## Task goal
Retype the data from its first line up to and including the line containing "invest-info-label: 상장주식수 —".
--------------------------------
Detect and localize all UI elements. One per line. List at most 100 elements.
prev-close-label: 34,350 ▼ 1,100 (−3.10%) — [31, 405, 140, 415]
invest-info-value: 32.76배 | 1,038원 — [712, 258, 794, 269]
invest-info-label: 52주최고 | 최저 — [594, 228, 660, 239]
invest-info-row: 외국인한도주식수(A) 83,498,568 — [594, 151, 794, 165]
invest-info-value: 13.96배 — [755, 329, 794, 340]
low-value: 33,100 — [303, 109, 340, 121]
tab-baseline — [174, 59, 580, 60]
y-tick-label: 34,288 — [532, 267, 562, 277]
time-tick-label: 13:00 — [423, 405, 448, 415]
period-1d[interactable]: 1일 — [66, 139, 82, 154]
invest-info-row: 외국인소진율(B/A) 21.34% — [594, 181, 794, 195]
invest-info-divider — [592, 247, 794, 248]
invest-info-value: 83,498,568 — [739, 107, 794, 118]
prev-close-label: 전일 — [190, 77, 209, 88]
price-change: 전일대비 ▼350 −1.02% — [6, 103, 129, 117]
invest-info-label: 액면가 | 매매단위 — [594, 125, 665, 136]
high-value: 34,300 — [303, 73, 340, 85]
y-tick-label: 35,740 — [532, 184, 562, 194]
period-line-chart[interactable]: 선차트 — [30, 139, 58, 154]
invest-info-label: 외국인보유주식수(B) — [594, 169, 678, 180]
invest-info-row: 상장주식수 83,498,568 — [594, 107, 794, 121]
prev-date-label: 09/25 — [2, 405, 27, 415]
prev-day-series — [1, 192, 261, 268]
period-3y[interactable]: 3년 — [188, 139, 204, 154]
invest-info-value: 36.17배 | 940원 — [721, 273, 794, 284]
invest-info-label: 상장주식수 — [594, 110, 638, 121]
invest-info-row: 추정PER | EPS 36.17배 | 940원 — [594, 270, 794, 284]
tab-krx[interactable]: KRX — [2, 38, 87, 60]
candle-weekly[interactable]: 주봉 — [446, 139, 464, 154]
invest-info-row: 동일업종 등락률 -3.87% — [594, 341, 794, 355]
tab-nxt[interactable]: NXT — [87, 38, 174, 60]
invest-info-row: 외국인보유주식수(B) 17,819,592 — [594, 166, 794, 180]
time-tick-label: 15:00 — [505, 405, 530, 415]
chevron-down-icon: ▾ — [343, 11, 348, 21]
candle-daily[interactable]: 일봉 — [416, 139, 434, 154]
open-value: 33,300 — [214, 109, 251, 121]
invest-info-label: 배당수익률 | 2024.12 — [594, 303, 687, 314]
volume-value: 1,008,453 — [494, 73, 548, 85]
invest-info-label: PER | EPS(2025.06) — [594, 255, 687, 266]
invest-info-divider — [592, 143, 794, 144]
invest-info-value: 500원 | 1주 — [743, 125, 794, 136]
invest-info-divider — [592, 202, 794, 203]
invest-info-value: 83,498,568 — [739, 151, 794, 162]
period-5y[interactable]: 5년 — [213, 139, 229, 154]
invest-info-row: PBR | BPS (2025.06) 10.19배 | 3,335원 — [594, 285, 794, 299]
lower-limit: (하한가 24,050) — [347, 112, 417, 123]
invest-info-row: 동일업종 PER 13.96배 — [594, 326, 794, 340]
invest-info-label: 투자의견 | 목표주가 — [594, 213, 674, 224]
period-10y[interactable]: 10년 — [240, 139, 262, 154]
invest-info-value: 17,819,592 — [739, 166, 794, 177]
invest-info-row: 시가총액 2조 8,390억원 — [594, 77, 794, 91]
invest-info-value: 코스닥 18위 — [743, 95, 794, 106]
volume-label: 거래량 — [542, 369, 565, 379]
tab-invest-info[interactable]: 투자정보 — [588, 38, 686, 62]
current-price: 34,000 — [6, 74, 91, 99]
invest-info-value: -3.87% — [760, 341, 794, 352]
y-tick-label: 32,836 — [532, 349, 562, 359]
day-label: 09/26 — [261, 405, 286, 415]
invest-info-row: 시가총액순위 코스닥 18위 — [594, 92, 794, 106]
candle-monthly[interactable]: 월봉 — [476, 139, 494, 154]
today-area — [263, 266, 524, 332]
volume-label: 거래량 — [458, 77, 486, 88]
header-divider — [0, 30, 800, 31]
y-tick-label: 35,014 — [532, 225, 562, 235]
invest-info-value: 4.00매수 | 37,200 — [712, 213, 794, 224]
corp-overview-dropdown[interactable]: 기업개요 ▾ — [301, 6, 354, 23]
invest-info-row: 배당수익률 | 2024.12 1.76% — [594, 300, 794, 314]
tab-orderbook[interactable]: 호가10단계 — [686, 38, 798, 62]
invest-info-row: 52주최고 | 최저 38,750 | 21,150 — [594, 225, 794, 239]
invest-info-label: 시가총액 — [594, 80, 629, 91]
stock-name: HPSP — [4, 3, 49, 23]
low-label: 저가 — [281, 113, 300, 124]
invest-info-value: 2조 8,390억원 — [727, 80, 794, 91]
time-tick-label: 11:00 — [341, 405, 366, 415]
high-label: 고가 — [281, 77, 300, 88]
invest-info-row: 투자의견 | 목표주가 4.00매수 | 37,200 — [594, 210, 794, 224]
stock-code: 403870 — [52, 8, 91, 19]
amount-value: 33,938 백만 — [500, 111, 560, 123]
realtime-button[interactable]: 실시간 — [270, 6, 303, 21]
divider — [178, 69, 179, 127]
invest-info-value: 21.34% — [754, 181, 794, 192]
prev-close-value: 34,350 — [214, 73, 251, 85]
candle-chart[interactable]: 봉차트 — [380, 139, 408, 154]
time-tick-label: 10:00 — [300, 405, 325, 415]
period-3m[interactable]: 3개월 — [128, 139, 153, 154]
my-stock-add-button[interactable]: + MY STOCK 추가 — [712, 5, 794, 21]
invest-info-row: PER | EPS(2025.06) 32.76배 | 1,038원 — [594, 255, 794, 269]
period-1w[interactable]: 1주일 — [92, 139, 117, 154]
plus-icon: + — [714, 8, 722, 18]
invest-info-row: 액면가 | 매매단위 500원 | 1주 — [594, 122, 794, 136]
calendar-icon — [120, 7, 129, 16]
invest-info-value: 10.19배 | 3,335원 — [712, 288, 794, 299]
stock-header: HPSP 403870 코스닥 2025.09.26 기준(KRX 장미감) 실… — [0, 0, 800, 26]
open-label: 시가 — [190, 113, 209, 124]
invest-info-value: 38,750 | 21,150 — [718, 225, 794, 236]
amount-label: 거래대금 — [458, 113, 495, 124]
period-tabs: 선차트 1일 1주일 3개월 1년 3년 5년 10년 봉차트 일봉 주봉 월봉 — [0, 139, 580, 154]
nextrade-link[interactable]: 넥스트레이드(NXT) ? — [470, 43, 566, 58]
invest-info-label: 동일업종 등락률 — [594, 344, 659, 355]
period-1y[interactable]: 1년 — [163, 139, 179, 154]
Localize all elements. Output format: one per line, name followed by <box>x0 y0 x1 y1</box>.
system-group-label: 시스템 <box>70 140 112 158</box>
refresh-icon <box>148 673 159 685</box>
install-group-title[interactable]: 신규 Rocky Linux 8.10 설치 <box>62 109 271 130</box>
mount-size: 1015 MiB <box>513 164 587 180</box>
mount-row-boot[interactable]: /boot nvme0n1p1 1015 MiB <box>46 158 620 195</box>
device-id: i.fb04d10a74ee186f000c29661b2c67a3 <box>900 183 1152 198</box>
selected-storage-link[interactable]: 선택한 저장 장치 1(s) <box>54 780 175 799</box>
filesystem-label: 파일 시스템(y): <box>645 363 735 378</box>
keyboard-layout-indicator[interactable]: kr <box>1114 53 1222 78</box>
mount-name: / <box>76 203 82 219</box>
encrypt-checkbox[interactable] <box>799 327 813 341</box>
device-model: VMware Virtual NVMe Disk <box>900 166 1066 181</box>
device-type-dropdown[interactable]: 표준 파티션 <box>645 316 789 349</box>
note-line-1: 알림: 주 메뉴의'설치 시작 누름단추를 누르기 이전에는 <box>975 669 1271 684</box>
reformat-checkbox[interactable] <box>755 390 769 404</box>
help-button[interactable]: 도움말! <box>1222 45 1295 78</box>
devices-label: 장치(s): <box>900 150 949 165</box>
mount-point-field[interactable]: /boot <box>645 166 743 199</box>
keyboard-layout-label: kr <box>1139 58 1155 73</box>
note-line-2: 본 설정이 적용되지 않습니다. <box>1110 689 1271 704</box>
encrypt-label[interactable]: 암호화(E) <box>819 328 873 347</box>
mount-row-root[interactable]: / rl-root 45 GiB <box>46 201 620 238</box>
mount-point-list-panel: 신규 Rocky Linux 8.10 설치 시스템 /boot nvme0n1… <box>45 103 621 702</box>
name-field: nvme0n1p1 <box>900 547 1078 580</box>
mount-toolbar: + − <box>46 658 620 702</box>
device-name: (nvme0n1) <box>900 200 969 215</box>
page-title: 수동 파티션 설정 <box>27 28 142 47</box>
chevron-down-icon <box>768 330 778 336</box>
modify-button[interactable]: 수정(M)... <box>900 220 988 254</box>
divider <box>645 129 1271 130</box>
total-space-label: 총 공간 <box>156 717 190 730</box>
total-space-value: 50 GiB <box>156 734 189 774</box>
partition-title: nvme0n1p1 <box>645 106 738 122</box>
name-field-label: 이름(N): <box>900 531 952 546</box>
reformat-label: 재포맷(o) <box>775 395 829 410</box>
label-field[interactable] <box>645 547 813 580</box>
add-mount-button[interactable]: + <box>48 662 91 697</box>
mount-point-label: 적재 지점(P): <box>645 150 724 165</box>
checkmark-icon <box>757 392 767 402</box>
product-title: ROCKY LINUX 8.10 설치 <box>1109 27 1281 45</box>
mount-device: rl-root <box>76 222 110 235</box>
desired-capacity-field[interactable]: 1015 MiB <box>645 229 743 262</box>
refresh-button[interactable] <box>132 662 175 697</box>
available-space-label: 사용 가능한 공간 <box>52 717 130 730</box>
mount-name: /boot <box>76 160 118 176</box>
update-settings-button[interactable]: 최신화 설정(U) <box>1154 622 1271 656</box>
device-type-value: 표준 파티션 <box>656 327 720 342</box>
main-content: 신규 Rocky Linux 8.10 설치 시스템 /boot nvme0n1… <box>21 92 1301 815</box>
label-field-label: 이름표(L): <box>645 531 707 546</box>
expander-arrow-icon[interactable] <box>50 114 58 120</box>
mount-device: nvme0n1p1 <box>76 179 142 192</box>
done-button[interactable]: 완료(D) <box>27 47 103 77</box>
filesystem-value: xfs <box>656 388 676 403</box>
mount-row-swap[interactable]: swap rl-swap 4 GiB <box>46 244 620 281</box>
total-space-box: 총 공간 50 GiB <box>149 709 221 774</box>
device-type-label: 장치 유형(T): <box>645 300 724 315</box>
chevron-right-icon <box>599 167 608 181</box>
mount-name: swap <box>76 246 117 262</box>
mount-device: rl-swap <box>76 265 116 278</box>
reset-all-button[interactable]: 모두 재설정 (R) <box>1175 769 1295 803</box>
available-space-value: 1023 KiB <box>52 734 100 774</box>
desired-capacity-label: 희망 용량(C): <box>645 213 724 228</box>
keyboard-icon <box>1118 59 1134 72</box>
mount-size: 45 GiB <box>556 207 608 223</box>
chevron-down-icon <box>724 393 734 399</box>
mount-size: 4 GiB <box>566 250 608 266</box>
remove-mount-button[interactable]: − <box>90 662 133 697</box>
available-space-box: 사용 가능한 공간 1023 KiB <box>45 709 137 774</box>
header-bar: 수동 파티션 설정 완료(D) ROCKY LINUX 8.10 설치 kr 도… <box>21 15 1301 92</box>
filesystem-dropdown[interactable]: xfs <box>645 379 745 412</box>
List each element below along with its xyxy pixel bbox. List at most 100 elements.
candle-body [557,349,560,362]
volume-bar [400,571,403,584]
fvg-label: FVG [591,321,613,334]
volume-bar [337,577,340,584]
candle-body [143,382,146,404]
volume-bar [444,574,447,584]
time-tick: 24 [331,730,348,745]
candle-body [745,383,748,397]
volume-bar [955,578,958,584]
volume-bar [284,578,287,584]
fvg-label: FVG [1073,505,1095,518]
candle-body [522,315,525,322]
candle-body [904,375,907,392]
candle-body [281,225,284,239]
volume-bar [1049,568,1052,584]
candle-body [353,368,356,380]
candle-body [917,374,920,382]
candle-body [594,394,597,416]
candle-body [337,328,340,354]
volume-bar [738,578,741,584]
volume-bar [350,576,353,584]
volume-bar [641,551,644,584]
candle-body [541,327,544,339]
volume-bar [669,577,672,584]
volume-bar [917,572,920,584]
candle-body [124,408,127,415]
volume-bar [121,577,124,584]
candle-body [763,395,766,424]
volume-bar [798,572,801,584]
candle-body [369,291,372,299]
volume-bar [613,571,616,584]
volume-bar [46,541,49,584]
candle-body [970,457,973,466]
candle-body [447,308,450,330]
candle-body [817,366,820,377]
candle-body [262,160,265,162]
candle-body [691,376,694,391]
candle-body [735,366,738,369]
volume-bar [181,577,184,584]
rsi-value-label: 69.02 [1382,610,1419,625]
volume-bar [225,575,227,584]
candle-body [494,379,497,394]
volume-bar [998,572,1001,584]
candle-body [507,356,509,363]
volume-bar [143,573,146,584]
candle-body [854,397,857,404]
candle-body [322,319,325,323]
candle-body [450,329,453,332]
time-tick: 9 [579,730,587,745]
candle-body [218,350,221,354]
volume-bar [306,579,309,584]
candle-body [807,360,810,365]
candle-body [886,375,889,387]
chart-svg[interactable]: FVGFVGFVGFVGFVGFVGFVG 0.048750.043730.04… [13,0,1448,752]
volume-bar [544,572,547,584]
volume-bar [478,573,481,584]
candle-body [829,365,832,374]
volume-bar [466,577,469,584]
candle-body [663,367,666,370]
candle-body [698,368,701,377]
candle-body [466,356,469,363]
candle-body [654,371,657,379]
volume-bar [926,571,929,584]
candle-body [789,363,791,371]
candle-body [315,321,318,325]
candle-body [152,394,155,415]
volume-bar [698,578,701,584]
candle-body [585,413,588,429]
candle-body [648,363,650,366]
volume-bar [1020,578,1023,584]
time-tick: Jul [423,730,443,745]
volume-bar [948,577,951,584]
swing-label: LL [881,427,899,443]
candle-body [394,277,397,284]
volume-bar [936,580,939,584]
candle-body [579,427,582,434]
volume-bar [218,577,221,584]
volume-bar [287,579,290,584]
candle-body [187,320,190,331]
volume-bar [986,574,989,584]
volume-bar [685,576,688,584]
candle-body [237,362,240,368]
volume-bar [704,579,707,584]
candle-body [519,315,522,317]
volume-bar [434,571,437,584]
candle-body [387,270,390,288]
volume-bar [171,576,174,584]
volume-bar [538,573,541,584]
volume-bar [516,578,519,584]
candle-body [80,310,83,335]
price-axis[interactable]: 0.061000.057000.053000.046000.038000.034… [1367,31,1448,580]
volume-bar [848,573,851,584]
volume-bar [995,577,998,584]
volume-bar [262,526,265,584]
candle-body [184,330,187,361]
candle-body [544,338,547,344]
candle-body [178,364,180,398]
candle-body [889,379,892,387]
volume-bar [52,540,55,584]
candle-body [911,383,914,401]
--------------------------------
## Answer for this exercise
Detect and localize all UI elements. One per line. List at most 100 elements.
prev-close-label: 34,350 ▼ 1,100 (−3.10%) — [31, 405, 140, 415]
invest-info-value: 32.76배 | 1,038원 — [712, 258, 794, 269]
invest-info-label: 52주최고 | 최저 — [594, 228, 660, 239]
invest-info-row: 외국인한도주식수(A) 83,498,568 — [594, 151, 794, 165]
invest-info-value: 13.96배 — [755, 329, 794, 340]
low-value: 33,100 — [303, 109, 340, 121]
tab-baseline — [174, 59, 580, 60]
y-tick-label: 34,288 — [532, 267, 562, 277]
time-tick-label: 13:00 — [423, 405, 448, 415]
period-1d[interactable]: 1일 — [66, 139, 82, 154]
invest-info-row: 외국인소진율(B/A) 21.34% — [594, 181, 794, 195]
invest-info-divider — [592, 247, 794, 248]
invest-info-value: 83,498,568 — [739, 107, 794, 118]
prev-close-label: 전일 — [190, 77, 209, 88]
price-change: 전일대비 ▼350 −1.02% — [6, 103, 129, 117]
invest-info-label: 액면가 | 매매단위 — [594, 125, 665, 136]
high-value: 34,300 — [303, 73, 340, 85]
y-tick-label: 35,740 — [532, 184, 562, 194]
period-line-chart[interactable]: 선차트 — [30, 139, 58, 154]
invest-info-label: 외국인보유주식수(B) — [594, 169, 678, 180]
invest-info-row: 상장주식수 83,498,568 — [594, 107, 794, 121]
prev-date-label: 09/25 — [2, 405, 27, 415]
prev-day-series — [1, 192, 261, 268]
period-3y[interactable]: 3년 — [188, 139, 204, 154]
invest-info-value: 36.17배 | 940원 — [721, 273, 794, 284]
invest-info-label: 상장주식수 — [594, 110, 638, 121]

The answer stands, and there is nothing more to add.